Exercise goal ▸
Read the records below. Copy each line where the string "μέσα" occurs.
## Start Extracted material
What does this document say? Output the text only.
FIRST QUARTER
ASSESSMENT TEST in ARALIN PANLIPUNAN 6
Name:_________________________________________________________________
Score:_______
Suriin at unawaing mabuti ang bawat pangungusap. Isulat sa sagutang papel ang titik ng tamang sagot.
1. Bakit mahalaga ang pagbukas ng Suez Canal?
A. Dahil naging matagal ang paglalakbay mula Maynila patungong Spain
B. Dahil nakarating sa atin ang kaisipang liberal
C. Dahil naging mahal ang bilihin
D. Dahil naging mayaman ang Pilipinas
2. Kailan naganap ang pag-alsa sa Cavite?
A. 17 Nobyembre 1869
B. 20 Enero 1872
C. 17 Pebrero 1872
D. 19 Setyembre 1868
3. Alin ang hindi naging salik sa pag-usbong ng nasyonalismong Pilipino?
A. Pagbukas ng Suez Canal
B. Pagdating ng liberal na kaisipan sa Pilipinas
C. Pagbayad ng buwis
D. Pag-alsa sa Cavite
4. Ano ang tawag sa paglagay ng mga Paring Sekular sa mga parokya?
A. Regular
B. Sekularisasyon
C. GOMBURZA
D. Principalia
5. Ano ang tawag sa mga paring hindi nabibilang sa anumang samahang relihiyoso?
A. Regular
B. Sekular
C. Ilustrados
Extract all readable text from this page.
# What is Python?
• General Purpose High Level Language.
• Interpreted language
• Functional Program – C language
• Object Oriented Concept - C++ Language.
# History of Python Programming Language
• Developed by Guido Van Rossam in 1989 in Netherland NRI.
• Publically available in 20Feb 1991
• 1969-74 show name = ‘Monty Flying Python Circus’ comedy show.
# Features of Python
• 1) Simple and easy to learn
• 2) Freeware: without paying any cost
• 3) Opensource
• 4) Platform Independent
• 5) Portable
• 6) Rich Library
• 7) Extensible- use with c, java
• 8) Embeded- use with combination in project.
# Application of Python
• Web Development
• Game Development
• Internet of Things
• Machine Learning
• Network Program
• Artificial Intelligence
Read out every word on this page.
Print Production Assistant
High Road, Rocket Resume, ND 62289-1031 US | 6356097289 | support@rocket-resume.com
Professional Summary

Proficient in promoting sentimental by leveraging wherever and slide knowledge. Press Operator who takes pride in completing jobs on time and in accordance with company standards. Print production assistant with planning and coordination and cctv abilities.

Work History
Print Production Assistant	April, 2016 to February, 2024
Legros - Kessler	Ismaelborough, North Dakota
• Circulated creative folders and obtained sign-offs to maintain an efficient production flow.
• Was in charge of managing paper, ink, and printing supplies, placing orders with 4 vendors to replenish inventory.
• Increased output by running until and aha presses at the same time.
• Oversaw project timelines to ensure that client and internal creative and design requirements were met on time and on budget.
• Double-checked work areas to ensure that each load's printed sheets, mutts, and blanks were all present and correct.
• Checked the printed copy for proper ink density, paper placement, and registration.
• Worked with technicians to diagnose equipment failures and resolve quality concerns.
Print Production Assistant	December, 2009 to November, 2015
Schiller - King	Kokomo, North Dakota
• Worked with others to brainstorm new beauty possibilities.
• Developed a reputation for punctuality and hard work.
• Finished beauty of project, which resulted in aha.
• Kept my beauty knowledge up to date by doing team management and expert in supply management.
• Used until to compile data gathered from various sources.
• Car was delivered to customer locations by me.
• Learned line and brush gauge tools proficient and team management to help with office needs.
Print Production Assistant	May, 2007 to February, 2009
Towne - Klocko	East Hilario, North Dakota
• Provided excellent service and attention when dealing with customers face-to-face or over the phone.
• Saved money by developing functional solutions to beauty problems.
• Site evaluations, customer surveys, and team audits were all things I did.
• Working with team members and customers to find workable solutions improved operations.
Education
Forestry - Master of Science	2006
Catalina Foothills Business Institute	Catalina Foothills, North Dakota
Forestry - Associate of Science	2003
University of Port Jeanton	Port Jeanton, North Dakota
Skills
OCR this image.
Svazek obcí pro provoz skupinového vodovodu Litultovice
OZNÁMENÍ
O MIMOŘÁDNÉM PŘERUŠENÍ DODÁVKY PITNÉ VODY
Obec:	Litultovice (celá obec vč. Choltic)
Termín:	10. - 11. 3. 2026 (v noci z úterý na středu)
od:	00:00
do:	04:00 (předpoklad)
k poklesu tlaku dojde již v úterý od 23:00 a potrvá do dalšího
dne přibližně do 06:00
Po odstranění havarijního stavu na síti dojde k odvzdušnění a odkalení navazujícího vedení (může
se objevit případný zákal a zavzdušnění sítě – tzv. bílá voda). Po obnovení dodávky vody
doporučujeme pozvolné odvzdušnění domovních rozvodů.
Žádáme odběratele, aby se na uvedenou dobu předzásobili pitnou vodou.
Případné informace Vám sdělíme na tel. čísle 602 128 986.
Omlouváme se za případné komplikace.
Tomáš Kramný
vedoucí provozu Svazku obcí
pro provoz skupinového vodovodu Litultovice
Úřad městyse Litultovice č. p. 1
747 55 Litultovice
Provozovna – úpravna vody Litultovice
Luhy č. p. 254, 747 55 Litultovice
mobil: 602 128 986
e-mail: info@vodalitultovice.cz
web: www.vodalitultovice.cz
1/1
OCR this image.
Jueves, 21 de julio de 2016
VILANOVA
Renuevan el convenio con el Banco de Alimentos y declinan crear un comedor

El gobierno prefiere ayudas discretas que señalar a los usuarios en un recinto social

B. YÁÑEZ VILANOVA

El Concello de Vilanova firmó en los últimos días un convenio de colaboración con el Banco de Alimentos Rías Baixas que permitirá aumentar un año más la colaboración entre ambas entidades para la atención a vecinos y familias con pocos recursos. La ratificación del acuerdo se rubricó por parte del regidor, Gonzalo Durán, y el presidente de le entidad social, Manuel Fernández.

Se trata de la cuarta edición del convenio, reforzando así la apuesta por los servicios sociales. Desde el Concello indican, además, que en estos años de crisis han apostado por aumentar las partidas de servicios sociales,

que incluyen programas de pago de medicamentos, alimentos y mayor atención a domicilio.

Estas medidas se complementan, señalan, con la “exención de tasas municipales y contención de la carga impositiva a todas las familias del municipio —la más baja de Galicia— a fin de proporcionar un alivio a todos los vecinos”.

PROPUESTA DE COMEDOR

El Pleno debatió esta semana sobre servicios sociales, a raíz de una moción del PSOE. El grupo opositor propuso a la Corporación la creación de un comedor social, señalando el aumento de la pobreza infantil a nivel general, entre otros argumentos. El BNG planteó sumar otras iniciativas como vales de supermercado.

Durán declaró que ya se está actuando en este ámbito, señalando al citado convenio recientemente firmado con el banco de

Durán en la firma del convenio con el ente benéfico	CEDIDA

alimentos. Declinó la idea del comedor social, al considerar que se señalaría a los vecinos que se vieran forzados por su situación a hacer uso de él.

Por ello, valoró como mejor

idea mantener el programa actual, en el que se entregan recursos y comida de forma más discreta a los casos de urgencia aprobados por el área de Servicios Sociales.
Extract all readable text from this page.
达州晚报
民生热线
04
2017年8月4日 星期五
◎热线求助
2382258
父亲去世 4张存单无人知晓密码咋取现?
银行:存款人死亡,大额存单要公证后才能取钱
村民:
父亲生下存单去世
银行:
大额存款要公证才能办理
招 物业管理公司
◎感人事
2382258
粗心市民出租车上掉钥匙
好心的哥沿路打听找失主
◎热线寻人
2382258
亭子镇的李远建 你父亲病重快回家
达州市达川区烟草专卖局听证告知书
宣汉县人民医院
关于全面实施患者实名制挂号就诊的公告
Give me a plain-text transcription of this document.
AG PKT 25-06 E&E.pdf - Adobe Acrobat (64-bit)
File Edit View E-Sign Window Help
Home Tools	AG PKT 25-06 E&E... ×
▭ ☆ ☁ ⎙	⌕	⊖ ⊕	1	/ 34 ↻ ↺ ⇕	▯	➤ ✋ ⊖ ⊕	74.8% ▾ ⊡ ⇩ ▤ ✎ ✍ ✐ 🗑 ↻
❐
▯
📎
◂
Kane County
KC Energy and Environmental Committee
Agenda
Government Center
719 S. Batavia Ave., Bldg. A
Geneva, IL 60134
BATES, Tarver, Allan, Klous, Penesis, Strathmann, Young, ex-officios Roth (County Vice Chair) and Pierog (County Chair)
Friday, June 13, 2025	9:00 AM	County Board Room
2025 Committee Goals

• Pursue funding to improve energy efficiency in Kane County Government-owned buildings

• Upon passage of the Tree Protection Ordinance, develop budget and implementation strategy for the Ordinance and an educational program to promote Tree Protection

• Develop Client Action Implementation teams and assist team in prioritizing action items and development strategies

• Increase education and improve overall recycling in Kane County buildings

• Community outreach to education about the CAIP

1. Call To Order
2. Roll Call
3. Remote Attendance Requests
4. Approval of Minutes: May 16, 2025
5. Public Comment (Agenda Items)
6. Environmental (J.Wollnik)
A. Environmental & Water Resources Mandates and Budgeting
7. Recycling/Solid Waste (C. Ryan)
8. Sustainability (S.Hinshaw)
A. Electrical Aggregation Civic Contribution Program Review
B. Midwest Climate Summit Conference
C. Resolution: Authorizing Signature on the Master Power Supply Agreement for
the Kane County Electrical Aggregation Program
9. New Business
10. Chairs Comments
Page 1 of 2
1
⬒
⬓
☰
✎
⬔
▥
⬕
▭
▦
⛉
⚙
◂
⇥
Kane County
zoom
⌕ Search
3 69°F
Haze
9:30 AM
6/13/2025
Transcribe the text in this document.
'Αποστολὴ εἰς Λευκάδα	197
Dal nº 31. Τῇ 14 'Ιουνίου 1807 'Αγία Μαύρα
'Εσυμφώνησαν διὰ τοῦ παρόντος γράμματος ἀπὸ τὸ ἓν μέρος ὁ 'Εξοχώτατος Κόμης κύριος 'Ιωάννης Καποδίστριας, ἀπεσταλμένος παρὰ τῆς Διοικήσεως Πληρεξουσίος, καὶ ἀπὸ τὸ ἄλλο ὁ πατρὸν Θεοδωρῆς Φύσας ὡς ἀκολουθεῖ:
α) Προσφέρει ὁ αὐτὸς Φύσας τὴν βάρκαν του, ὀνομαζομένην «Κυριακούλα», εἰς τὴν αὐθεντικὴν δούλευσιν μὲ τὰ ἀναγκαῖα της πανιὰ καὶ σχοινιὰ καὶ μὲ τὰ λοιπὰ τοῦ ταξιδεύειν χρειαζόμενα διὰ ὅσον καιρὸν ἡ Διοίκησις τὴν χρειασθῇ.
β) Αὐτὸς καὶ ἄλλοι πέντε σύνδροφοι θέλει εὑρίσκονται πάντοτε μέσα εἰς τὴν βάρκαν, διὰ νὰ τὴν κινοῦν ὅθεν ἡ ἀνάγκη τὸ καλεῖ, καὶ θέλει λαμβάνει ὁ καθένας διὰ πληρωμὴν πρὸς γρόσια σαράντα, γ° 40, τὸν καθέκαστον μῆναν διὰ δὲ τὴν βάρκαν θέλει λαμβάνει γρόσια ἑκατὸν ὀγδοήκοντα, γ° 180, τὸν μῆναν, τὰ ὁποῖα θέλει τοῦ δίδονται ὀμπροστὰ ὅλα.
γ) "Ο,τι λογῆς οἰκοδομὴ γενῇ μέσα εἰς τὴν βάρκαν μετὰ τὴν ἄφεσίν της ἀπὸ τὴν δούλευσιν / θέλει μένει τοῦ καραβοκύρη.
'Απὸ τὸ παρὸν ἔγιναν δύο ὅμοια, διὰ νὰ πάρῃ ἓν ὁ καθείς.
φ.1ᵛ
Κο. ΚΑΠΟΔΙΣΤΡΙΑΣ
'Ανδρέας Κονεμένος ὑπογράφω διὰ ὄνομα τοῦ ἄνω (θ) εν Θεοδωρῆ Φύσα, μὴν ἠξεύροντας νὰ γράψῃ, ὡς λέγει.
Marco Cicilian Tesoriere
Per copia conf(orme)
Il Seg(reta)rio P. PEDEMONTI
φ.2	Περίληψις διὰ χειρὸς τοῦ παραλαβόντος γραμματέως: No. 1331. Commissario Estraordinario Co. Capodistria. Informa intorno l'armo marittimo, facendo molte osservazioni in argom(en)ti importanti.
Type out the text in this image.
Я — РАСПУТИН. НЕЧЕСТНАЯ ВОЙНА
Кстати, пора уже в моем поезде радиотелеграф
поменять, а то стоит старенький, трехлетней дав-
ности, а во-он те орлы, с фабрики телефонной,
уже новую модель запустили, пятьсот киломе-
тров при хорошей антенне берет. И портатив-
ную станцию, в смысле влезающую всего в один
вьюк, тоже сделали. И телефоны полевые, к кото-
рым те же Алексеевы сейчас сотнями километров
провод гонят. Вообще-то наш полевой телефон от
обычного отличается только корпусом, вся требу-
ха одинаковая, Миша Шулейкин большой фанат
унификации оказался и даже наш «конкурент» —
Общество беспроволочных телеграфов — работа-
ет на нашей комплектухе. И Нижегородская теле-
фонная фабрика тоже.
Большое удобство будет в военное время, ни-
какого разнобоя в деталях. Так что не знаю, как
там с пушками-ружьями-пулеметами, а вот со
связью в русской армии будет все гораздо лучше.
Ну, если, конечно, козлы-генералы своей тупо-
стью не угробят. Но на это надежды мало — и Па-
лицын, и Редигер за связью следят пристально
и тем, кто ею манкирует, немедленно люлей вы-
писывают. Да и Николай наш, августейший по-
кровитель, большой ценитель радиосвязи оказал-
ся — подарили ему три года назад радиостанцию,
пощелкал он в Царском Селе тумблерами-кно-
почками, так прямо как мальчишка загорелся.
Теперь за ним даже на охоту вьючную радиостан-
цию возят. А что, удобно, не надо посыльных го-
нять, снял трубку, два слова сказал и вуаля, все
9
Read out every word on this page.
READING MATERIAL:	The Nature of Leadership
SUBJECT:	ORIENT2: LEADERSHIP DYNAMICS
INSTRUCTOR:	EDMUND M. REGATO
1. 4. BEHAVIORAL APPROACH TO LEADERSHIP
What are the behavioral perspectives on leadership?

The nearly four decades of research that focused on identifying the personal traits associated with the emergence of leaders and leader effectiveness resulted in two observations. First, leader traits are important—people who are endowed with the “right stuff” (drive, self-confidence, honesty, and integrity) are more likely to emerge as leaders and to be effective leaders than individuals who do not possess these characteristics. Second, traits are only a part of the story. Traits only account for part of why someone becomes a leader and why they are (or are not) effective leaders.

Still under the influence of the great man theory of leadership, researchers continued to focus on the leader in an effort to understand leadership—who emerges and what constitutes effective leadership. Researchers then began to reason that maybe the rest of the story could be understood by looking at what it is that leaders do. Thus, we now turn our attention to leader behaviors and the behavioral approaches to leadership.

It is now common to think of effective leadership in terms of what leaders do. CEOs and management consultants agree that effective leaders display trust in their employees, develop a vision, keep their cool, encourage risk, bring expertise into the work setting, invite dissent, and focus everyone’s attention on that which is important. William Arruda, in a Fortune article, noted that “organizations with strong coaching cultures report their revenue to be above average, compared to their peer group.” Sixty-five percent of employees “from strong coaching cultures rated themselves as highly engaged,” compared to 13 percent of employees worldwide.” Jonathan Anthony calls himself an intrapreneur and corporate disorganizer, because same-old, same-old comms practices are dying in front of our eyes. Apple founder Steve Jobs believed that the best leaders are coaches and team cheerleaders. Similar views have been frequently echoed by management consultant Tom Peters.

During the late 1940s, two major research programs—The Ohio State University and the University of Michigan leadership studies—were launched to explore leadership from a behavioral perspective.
## End Extracted material
Finished answer ▸
β) Αὐτὸς καὶ ἄλλοι πέντε σύνδροφοι θέλει εὑρίσκονται πάντοτε μέσα εἰς τὴν βάρκαν, διὰ νὰ τὴν κινοῦν ὅθεν ἡ ἀνάγκη τὸ καλεῖ, καὶ θέλει λαμβάνει ὁ καθένας διὰ πληρωμὴν πρὸς γρόσια σαράντα, γ° 40, τὸν καθέκαστον μῆναν διὰ δὲ τὴν βάρκαν θέλει λαμβάνει γρόσια ἑκατὸν ὀγδοήκοντα, γ° 180, τὸν μῆναν, τὰ ὁποῖα θέλει τοῦ δίδονται ὀμπροστὰ ὅλα.
γ) "Ο,τι λογῆς οἰκοδομὴ γενῇ μέσα εἰς τὴν βάρκαν μετὰ τὴν ἄφεσίν της ἀπὸ τὴν δούλευσιν / θέλει μένει τοῦ καραβοκύρη.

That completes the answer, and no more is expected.